Text for analysis:

= = = = = = =

Another notable feature of X-Wing vs. TIE Fighter and especially the Balance of Power expansion is the support for 8-player cooperative play.

=== X-Wing Alliance ===

X-Wing Alliance (1999) merges the improvements made in the X-Wing and TIE Fighter re-releases and provides a more complex, longer, and original storyline that takes place before and during The Empire Strikes Back and Return of the Jedi. The player is Ace Azzameen, youngest member of a family-owned transport company. The first handful of missions involve transport missions and the family's conflict with a rival company, the Viraxo. The second part involves Ace's career with the Rebel Alliance as a freelance pilot, occasionally flying "family" missions. The player shifts to the role of Lando Calrissian and pilots the Millennium Falcon in the game's final missions, which recreate the Battle of Endor.

The ability to fly multi-crew craft like the Millennium Falcon was a major new feature because the player can freely choose to be the pilot or operate one of the turrets. The AI will take over any position not controlled by the player, but can be given orders by the player. X-Wing Alliance also introduces multi-part missions that involve making hyperjumps from one region to the next. In previous games any hyperjumps the player experienced were either to start or end the mission. Additionally, players can enter a starship's hangar bay to rearm and/or receive repairs before rejoining the fight. They can witness the battle continuing to unfold outside the hangar. X-Wing Alliance added a much-desired custom mission builder feature. This allows players to quickly set up a variety of battle scenarios involving almost every vessel in the game, including dozens of fighters and combat transports that had been fought against in the single-player game and were now flyable in this mode.

=== Collector Editions ===
Collector's CD-ROM: — In 1994, after the release of Star Wars: TIE Fighter, X-Wing was re-released along with its expansion packs on CD-ROM. This edition includes various tweaks, bugfixes, easier versions of some old missions, improved graphics, redesigned cutscenes, bonus missions, and voice-overs for the mission briefings and the in-game radio messages. The in-flight engine is also upgraded to the one used in TIE Fighter, which is, in fact, an improved version of the original X-Wing engine, modified to support Gouraud shading and other rendering enhancements.

In 1995, TIE Fighter also received a Collector's CD-ROM. This version offered optional enhanced SVGA graphics, increasing the game's resolution from 320x200 to 640x480. The cinematic cutscenes were also enhanced, and the game received numerous voiceovers. The CD-ROM includes the previously released Defender of the Empire expansion and an additional Enemies of the Empire expansion. Support for Mac OS 8 and Mac OS 9 was also added.

X-Wing Collector Series: — In 1998, X-Wing and TIE Fighter were re-released again on CD-ROM, this time as part of the Collector Series, a compilation containing revamped versions of these two games retrofitted with the Star Wars: X-Wing vs. TIE Fighter engine (which uses texture mapping instead of Gouraud shading) and support for Windows 9x and 3D hardware acceleration, plus a cut-down version of Star Wars: X-Wing vs. TIE Fighter, called X-Wing vs. TIE Fighter: Flight School. This version of X-Wing vs. TIE Fighter was included to renew interest in the full-version of X-Wing vs. TIE Fighter, as it was doing poorly in stores at the time.

X-Wing Trilogy: — In late 1999, LucasArts released the X-Wing Trilogy, containing both X-Wing and TIE Fighter with the updated graphics engines, X-Wing Alliance, and a demo version of X-Wing vs. TIE Fighter. There are no differences between these versions of X-Wing and TIE Fighter and the Collector Series versions.

== Developers ==
The games were developed by Lawrence Holland's company Totally Games, under license from LucasArts, later also released by LucasArts. There are no plans to release further games in the series; although in an interview in 2003, Holland indicated he might return to the series at some point in the future. The series' original mission designers, David Wessman & David Maxwell, have also stated that they would happily return to the series.

==Reception==

In 1996, Next Generation ranked the series as the 23rd top game of all time, calling it "second to none in the genre."

= = = = = = =

Document layout detection data:
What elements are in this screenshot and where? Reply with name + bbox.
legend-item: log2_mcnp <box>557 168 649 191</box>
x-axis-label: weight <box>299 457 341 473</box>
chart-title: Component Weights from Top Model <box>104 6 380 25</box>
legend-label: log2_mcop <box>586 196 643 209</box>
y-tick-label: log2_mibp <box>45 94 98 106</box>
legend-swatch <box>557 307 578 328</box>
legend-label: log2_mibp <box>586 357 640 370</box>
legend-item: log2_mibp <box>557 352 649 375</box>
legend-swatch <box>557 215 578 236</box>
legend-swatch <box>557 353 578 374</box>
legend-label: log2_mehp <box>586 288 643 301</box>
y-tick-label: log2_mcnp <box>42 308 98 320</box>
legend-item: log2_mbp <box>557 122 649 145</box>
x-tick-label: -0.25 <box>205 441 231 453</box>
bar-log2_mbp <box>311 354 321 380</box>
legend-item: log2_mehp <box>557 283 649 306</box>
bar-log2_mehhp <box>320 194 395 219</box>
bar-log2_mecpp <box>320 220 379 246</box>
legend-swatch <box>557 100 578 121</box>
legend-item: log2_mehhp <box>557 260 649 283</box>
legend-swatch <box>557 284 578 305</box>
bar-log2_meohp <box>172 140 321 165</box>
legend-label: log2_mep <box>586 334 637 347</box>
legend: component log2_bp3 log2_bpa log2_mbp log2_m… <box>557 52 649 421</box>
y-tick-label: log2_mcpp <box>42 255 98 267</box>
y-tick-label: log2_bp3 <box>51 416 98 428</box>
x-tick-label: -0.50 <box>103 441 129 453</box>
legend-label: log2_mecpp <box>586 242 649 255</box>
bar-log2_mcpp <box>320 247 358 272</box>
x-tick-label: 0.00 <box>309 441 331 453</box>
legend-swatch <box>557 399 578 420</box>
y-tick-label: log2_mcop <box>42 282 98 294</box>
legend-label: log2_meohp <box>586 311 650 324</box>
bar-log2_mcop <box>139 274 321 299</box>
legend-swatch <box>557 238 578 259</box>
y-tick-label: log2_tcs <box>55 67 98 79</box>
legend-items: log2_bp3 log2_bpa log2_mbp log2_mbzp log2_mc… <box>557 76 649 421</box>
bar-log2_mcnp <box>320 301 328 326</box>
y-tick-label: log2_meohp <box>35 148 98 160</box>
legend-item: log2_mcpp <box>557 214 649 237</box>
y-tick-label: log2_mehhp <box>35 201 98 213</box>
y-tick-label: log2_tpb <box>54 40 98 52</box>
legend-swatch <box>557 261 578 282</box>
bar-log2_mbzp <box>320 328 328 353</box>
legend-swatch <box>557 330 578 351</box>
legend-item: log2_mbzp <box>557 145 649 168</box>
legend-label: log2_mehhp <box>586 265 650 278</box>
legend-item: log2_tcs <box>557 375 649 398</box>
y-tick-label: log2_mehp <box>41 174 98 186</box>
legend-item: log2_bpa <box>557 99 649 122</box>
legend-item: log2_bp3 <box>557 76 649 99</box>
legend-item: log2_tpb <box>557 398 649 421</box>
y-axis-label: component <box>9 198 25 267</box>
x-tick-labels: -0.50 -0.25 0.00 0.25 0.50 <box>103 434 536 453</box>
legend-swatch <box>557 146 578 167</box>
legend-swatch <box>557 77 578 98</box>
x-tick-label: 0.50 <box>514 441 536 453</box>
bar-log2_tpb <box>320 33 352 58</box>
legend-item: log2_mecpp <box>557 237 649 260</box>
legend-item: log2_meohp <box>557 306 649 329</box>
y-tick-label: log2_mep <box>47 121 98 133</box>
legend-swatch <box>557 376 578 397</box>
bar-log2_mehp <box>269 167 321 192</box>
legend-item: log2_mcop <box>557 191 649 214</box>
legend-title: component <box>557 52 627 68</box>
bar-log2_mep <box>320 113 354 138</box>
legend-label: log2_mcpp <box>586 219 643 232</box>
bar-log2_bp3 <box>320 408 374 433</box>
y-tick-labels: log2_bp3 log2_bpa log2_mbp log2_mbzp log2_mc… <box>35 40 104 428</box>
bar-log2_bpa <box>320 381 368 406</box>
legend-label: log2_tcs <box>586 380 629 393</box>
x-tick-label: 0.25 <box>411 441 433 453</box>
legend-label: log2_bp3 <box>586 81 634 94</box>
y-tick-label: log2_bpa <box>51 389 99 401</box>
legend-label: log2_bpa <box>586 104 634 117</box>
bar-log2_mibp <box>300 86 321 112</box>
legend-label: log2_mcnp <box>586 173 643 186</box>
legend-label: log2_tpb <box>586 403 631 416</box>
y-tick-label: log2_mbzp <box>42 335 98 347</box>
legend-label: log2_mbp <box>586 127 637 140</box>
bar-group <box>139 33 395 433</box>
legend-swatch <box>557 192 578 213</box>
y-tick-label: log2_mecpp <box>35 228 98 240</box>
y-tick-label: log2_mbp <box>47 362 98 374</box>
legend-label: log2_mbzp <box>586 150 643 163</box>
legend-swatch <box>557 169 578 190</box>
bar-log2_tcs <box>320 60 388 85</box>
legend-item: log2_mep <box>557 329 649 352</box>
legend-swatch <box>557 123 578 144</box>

= = = = = = =

About this task: Quote the X-Wing passage word for word, starting at "X-Wing Trilogy: —" and continuing down to "to the series.". This listing comes from a separate source and is unrelated to the X-Wing passage.

Response box:
X-Wing Trilogy: — In late 1999, LucasArts released the X-Wing Trilogy, containing both X-Wing and TIE Fighter with the updated graphics engines, X-Wing Alliance, and a demo version of X-Wing vs. TIE Fighter. There are no differences between these versions of X-Wing and TIE Fighter and the Collector Series versions.

== Developers ==
The games were developed by Lawrence Holland's company Totally Games, under license from LucasArts, later also released by LucasArts. There are no plans to release further games in the series; although in an interview in 2003, Holland indicated he might return to the series at some point in the future. The series' original mission designers, David Wessman & David Maxwell, have also stated that they would happily return to the series.